* _SET PROBLEM_:
Where a line contains the word "date", copy that line in full.

§ §

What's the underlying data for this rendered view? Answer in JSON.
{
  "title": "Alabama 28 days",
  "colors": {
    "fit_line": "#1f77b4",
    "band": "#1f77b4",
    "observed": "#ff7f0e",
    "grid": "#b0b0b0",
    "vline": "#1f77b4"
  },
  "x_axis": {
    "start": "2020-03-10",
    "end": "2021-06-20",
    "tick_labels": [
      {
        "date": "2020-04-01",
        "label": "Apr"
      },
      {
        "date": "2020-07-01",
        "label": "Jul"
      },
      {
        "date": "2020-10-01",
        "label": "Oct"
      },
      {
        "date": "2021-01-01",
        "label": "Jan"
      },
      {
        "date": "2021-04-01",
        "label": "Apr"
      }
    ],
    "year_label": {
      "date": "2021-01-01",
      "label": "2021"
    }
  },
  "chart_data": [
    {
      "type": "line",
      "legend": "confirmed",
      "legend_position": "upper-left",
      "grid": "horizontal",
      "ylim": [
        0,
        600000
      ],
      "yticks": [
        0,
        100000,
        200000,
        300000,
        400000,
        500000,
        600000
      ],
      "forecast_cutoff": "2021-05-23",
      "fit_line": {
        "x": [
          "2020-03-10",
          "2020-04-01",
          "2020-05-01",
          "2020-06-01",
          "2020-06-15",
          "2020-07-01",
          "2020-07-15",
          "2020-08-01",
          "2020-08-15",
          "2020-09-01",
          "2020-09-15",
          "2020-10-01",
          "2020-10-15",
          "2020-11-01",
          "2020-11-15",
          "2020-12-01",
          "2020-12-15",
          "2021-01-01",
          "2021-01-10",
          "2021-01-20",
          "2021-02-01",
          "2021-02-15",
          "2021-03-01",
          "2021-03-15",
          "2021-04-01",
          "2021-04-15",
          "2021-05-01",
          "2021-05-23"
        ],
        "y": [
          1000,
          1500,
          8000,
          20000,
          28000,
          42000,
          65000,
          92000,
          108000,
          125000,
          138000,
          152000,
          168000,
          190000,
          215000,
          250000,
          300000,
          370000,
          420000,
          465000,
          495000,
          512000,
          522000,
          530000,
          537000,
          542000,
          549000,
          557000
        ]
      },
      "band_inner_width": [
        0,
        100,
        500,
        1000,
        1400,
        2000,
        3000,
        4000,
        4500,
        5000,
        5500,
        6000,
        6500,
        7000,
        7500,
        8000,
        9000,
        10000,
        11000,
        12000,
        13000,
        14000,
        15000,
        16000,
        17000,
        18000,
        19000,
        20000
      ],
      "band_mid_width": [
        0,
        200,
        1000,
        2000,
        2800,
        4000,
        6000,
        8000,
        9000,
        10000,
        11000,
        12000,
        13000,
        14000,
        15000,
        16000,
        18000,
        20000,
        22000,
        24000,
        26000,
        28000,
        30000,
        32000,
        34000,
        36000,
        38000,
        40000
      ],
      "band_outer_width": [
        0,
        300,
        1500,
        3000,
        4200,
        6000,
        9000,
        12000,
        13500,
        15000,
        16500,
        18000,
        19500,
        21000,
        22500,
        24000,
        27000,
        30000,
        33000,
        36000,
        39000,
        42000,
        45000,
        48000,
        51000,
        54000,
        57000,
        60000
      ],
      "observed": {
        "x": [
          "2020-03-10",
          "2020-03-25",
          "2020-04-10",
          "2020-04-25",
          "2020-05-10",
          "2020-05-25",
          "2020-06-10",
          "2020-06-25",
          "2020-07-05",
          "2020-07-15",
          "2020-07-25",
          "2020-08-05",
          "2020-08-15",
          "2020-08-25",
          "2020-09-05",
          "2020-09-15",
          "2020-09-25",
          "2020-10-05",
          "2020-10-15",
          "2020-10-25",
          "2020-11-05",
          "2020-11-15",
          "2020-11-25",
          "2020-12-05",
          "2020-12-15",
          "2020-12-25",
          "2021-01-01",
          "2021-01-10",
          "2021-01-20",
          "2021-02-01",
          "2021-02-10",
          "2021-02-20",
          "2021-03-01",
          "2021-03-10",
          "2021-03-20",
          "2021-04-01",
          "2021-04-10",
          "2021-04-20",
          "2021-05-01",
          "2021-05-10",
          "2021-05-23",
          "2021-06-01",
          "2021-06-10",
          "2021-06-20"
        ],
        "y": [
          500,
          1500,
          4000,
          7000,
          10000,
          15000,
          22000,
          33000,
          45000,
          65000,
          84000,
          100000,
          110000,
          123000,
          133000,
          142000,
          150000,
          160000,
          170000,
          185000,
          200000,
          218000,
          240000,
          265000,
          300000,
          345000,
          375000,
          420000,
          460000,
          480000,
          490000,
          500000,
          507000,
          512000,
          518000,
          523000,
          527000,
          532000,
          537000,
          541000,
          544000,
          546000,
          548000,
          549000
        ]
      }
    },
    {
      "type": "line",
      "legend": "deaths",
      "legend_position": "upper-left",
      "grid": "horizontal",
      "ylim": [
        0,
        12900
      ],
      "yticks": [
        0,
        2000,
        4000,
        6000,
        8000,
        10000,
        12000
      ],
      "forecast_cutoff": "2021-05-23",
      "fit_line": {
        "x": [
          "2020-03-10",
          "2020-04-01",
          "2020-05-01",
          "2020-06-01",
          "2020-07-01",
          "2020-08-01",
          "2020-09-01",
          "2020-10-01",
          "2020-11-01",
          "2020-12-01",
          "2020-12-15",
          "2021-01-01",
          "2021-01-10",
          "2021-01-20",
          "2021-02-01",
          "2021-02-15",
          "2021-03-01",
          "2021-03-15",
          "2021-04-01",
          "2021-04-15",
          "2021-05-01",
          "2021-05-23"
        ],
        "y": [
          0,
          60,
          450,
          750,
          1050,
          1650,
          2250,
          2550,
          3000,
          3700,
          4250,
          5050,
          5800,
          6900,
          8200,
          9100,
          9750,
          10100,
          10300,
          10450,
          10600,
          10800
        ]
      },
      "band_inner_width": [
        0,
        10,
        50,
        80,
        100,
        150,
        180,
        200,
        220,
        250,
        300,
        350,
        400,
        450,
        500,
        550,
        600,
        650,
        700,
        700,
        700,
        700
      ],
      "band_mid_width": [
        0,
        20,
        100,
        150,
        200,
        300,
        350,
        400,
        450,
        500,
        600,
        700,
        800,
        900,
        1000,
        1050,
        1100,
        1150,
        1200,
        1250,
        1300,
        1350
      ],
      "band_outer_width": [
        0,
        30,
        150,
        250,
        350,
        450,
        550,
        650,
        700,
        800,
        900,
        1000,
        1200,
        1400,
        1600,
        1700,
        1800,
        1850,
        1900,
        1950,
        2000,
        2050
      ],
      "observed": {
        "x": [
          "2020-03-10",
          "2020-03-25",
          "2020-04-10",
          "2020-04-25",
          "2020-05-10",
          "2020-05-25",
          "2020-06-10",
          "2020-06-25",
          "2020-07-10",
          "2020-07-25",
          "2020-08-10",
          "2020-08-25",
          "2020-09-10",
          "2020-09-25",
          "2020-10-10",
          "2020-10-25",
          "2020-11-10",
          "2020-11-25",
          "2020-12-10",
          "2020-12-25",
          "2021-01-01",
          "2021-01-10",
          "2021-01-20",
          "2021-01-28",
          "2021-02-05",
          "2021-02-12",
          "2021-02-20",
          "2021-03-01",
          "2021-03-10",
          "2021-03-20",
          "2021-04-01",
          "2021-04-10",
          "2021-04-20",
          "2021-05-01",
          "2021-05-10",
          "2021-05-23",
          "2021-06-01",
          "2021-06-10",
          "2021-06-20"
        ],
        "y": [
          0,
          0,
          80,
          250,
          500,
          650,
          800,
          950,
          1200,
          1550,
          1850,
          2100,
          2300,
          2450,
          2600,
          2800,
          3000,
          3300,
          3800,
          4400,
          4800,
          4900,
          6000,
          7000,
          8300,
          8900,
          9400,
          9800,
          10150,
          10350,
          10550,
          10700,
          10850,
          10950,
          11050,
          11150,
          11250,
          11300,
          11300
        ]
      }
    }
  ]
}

§ §

* _COMPLETE ANSWER_:
        "date": "2020-04-01",
        "date": "2020-07-01",
        "date": "2020-10-01",
        "date": "2021-01-01",
        "date": "2021-04-01",
      "date": "2021-01-01",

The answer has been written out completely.